[Collection entries]
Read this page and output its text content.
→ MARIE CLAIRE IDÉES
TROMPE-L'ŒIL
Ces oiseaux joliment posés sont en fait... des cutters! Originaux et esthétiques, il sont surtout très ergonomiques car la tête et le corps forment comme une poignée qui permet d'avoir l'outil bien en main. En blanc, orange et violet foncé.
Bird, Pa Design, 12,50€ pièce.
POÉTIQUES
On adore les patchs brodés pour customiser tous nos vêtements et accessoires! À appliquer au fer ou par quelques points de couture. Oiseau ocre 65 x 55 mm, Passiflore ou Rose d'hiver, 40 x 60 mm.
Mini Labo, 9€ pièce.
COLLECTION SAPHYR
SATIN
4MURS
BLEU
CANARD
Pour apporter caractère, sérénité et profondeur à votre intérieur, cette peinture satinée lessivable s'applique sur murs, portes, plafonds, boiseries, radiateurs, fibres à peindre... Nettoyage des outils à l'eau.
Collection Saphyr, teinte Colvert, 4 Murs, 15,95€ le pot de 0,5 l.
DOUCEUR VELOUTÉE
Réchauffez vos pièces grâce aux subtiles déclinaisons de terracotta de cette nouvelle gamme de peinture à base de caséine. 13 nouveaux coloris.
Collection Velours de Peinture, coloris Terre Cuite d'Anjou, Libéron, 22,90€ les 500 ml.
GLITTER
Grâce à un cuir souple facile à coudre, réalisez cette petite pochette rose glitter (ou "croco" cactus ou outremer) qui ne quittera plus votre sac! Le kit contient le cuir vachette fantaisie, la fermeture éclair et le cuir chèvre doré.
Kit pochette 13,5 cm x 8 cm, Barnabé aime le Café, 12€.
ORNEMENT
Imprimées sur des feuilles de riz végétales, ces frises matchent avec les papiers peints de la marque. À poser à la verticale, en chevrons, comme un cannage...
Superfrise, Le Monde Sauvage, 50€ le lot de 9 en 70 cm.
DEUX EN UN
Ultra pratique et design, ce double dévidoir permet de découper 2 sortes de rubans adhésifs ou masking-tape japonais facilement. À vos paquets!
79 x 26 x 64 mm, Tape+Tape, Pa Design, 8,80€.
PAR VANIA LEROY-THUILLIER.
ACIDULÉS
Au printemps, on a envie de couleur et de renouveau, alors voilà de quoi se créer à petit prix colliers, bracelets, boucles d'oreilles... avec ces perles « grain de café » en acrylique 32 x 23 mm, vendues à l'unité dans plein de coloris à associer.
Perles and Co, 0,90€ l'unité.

--- EXERCISE BRIEF ---
Write out all the data again, exactly as it appears.

--- COMPLETE RESPONSE ---
Read this page and output its text content.
→ MARIE CLAIRE IDÉES
TROMPE-L'ŒIL
Ces oiseaux joliment posés sont en fait... des cutters! Originaux et esthétiques, il sont surtout très ergonomiques car la tête et le corps forment comme une poignée qui permet d'avoir l'outil bien en main. En blanc, orange et violet foncé.
Bird, Pa Design, 12,50€ pièce.
POÉTIQUES
On adore les patchs brodés pour customiser tous nos vêtements et accessoires! À appliquer au fer ou par quelques points de couture. Oiseau ocre 65 x 55 mm, Passiflore ou Rose d'hiver, 40 x 60 mm.
Mini Labo, 9€ pièce.
COLLECTION SAPHYR
SATIN
4MURS
BLEU
CANARD
Pour apporter caractère, sérénité et profondeur à votre intérieur, cette peinture satinée lessivable s'applique sur murs, portes, plafonds, boiseries, radiateurs, fibres à peindre... Nettoyage des outils à l'eau.
Collection Saphyr, teinte Colvert, 4 Murs, 15,95€ le pot de 0,5 l.
DOUCEUR VELOUTÉE
Réchauffez vos pièces grâce aux subtiles déclinaisons de terracotta de cette nouvelle gamme de peinture à base de caséine. 13 nouveaux coloris.
Collection Velours de Peinture, coloris Terre Cuite d'Anjou, Libéron, 22,90€ les 500 ml.
GLITTER
Grâce à un cuir souple facile à coudre, réalisez cette petite pochette rose glitter (ou "croco" cactus ou outremer) qui ne quittera plus votre sac! Le kit contient le cuir vachette fantaisie, la fermeture éclair et le cuir chèvre doré.
Kit pochette 13,5 cm x 8 cm, Barnabé aime le Café, 12€.
ORNEMENT
Imprimées sur des feuilles de riz végétales, ces frises matchent avec les papiers peints de la marque. À poser à la verticale, en chevrons, comme un cannage...
Superfrise, Le Monde Sauvage, 50€ le lot de 9 en 70 cm.
DEUX EN UN
Ultra pratique et design, ce double dévidoir permet de découper 2 sortes de rubans adhésifs ou masking-tape japonais facilement. À vos paquets!
79 x 26 x 64 mm, Tape+Tape, Pa Design, 8,80€.
PAR VANIA LEROY-THUILLIER.
ACIDULÉS
Au printemps, on a envie de couleur et de renouveau, alors voilà de quoi se créer à petit prix colliers, bracelets, boucles d'oreilles... avec ces perles « grain de café » en acrylique 32 x 23 mm, vendues à l'unité dans plein de coloris à associer.
Perles and Co, 0,90€ l'unité.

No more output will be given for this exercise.